- **Set problem**
Report every line from the material that contains the word "ellátására".
***** Material supplied
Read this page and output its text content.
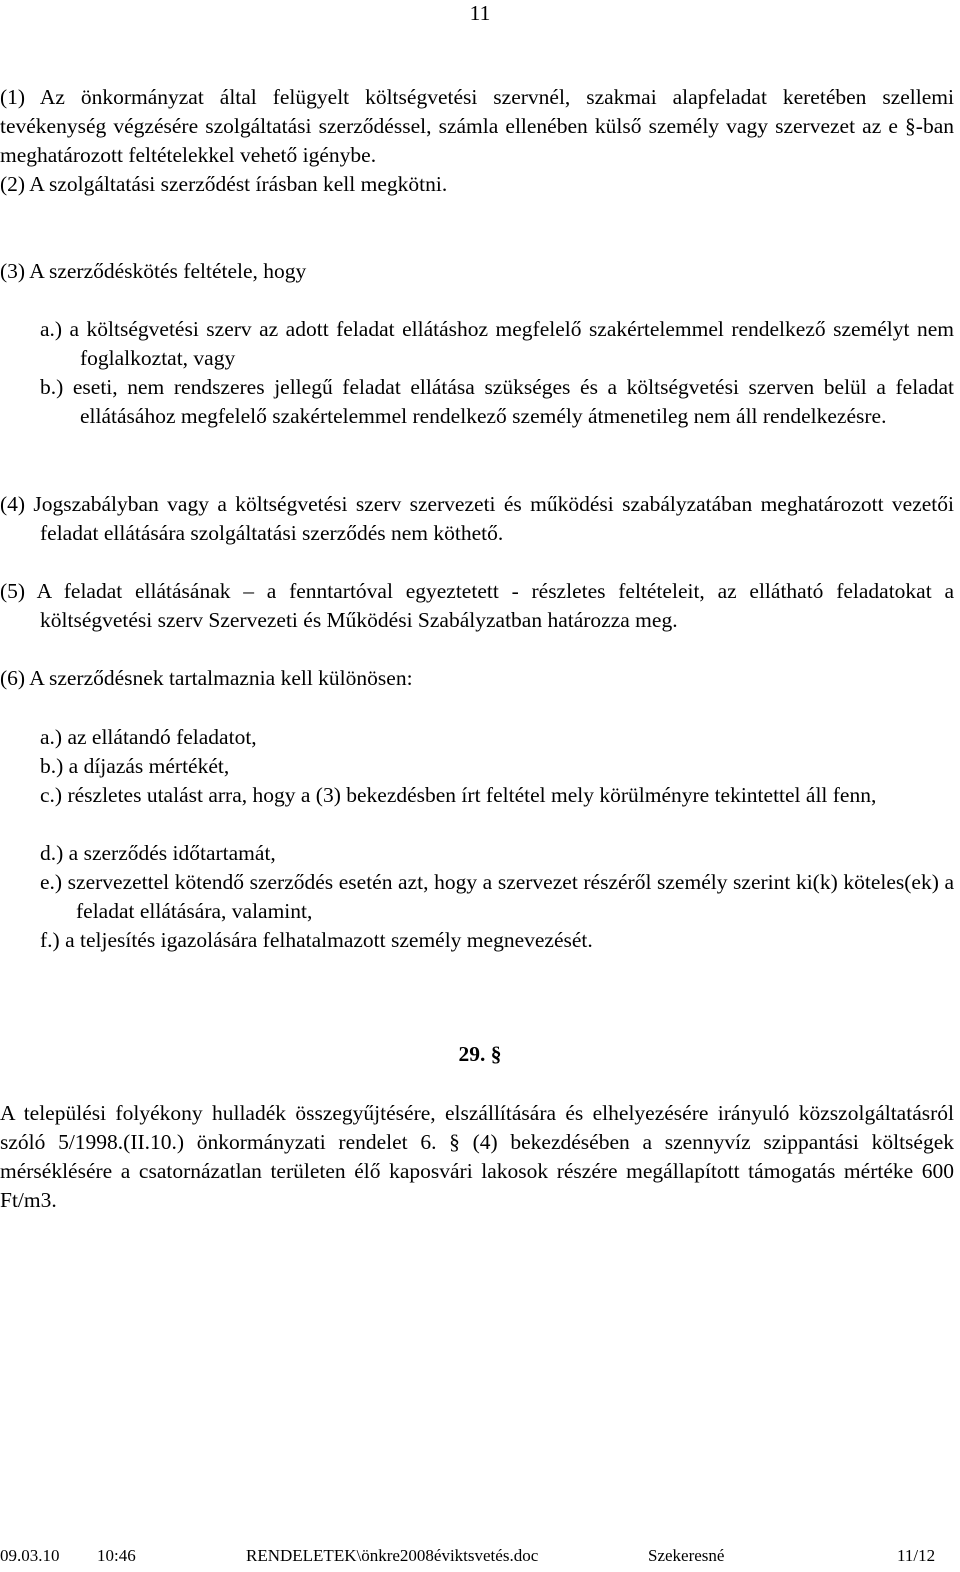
11

(1) Az önkormányzat által felügyelt költségvetési szervnél, szakmai alapfeladat keretében szellemi tevékenység végzésére szolgáltatási szerződéssel, számla ellenében külső személy vagy szervezet az e §-ban meghatározott feltételekkel vehető igénybe.

(2) A szolgáltatási szerződést írásban kell megkötni.

(3) A szerződéskötés feltétele, hogy

a.) a költségvetési szerv az adott feladat ellátáshoz megfelelő szakértelemmel rendelkező személyt nem foglalkoztat, vagy

b.) eseti, nem rendszeres jellegű feladat ellátása szükséges és a költségvetési szerven belül a feladat ellátásához megfelelő szakértelemmel rendelkező személy átmenetileg nem áll rendelkezésre.

(4) Jogszabályban vagy a költségvetési szerv szervezeti és működési szabályzatában meghatározott vezetői feladat ellátására szolgáltatási szerződés nem köthető.

(5) A feladat ellátásának – a fenntartóval egyeztetett - részletes feltételeit, az ellátható feladatokat a költségvetési szerv Szervezeti és Működési Szabályzatban határozza meg.

(6) A szerződésnek tartalmaznia kell különösen:

a.) az ellátandó feladatot,

b.) a díjazás mértékét,

c.) részletes utalást arra, hogy a (3) bekezdésben írt feltétel mely körülményre tekintettel áll fenn,

d.) a szerződés időtartamát,

e.) szervezettel kötendő szerződés esetén azt, hogy a szervezet részéről személy szerint ki(k) köteles(ek) a feladat ellátására, valamint,

f.) a teljesítés igazolására felhatalmazott személy megnevezését.

29. §

A települési folyékony hulladék összegyűjtésére, elszállítására és elhelyezésére irányuló közszolgáltatásról szóló 5/1998.(II.10.) önkormányzati rendelet 6. § (4) bekezdésében a szennyvíz szippantási költségek mérséklésére a csatornázatlan területen élő kaposvári lakosok részére megállapított támogatás mértéke 600 Ft/m3.

09.03.10 10:46	RENDELETEK\önkre2008éviktsvetés.doc	Szekeresné	11/12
**********
- **Response to this task**
(4) Jogszabályban vagy a költségvetési szerv szervezeti és működési szabályzatában meghatározott vezetői feladat ellátására szolgáltatási szerződés nem köthető.
e.) szervezettel kötendő szerződés esetén azt, hogy a szervezet részéről személy szerint ki(k) köteles(ek) a feladat ellátására, valamint,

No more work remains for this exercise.